Dataset entries
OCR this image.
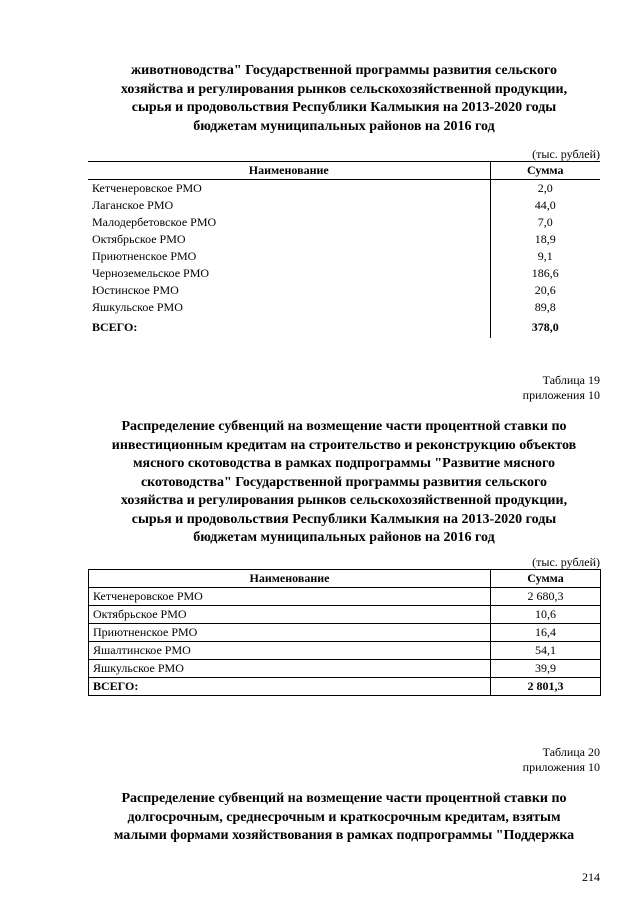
животноводства" Государственной программы развития сельского
хозяйства и регулирования рынков сельскохозяйственной продукции,
сырья и продовольствия Республики Калмыкия на 2013-2020 годы
бюджетам муниципальных районов на 2016 год
(тыс. рублей)
Наименование	Сумма
Кетченеровское РМО	2,0
Лаганское РМО	44,0
Малодербетовское РМО	7,0
Октябрьское РМО	18,9
Приютненское РМО	9,1
Черноземельское РМО	186,6
Юстинское РМО	20,6
Яшкульское РМО	89,8
ВСЕГО:	378,0
Таблица 19
приложения 10
Распределение субвенций на возмещение части процентной ставки по
инвестиционным кредитам на строительство и реконструкцию объектов
мясного скотоводства в рамках подпрограммы "Развитие мясного
скотоводства" Государственной программы развития сельского
хозяйства и регулирования рынков сельскохозяйственной продукции,
сырья и продовольствия Республики Калмыкия на 2013-2020 годы
бюджетам муниципальных районов на 2016 год
(тыс. рублей)
Наименование	Сумма
Кетченеровское РМО	2 680,3
Октябрьское РМО	10,6
Приютненское РМО	16,4
Яшалтинское РМО	54,1
Яшкульское РМО	39,9
ВСЕГО:	2 801,3
Таблица 20
приложения 10
Распределение субвенций на возмещение части процентной ставки по
долгосрочным, среднесрочным и краткосрочным кредитам, взятым
малыми формами хозяйствования в рамках подпрограммы "Поддержка
214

▶ REQUEST: Quote every line of the records above exactly; no picture is to be copied.

▶ COMPLETED EXERCISE:
OCR this image.
животноводства" Государственной программы развития сельского
хозяйства и регулирования рынков сельскохозяйственной продукции,
сырья и продовольствия Республики Калмыкия на 2013-2020 годы
бюджетам муниципальных районов на 2016 год
(тыс. рублей)
Наименование	Сумма
Кетченеровское РМО	2,0
Лаганское РМО	44,0
Малодербетовское РМО	7,0
Октябрьское РМО	18,9
Приютненское РМО	9,1
Черноземельское РМО	186,6
Юстинское РМО	20,6
Яшкульское РМО	89,8
ВСЕГО:	378,0
Таблица 19
приложения 10
Распределение субвенций на возмещение части процентной ставки по
инвестиционным кредитам на строительство и реконструкцию объектов
мясного скотоводства в рамках подпрограммы "Развитие мясного
скотоводства" Государственной программы развития сельского
хозяйства и регулирования рынков сельскохозяйственной продукции,
сырья и продовольствия Республики Калмыкия на 2013-2020 годы
бюджетам муниципальных районов на 2016 год
(тыс. рублей)
Наименование	Сумма
Кетченеровское РМО	2 680,3
Октябрьское РМО	10,6
Приютненское РМО	16,4
Яшалтинское РМО	54,1
Яшкульское РМО	39,9
ВСЕГО:	2 801,3
Таблица 20
приложения 10
Распределение субвенций на возмещение части процентной ставки по
долгосрочным, среднесрочным и краткосрочным кредитам, взятым
малыми формами хозяйствования в рамках подпрограммы "Поддержка
214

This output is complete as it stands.